Dataset entries:
□ □ □ □ □

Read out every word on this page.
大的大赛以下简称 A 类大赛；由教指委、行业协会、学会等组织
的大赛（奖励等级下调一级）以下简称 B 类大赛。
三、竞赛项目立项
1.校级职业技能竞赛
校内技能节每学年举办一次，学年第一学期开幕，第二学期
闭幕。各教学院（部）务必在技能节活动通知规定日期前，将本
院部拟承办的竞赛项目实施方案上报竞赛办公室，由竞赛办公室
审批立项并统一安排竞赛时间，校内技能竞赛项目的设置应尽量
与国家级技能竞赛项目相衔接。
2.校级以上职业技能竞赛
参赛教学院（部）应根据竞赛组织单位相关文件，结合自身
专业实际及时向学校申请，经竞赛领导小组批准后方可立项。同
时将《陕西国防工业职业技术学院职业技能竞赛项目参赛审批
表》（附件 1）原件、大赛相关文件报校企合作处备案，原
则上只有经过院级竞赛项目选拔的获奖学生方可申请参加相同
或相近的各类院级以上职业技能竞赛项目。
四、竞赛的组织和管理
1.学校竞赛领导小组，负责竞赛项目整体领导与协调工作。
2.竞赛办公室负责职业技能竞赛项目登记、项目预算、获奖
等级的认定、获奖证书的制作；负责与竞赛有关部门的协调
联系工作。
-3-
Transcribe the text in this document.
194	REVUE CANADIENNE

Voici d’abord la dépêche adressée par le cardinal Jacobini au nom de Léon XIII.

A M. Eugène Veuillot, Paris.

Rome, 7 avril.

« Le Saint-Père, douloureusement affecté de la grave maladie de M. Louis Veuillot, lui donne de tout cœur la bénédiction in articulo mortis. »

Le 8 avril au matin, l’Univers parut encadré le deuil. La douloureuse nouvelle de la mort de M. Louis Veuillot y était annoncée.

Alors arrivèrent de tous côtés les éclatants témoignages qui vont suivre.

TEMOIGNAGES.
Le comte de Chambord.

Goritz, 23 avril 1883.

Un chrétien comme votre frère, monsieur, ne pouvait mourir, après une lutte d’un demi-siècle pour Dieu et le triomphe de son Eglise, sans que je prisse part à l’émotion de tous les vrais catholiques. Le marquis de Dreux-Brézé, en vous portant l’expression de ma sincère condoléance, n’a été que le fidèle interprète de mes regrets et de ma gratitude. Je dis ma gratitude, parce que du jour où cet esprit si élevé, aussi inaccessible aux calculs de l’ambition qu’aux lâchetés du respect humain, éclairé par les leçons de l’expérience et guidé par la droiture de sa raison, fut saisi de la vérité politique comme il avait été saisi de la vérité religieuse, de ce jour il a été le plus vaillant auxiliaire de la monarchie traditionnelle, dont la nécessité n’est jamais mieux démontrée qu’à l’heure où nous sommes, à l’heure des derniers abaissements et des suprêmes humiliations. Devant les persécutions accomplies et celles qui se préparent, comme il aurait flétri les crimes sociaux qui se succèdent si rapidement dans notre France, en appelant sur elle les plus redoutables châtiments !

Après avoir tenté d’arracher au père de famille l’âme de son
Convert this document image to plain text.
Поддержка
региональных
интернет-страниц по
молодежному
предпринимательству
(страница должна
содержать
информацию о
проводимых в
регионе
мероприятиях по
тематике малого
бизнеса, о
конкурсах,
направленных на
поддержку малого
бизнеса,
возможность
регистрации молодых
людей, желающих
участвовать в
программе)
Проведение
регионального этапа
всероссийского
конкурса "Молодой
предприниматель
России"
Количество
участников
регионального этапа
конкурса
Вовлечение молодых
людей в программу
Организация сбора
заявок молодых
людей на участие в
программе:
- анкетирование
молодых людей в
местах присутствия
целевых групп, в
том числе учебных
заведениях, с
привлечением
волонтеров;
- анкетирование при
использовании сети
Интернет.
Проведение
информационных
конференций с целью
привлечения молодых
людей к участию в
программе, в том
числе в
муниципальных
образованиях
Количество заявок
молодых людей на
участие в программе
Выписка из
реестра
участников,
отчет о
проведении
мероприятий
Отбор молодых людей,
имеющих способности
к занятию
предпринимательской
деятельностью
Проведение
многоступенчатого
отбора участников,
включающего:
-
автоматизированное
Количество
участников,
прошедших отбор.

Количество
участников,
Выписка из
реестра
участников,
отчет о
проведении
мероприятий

□ □ □ □ □

• _Instruction_
Check each line above for the word "участие" and give the number of lines that have it, nothing else.

• _Correct answer_
2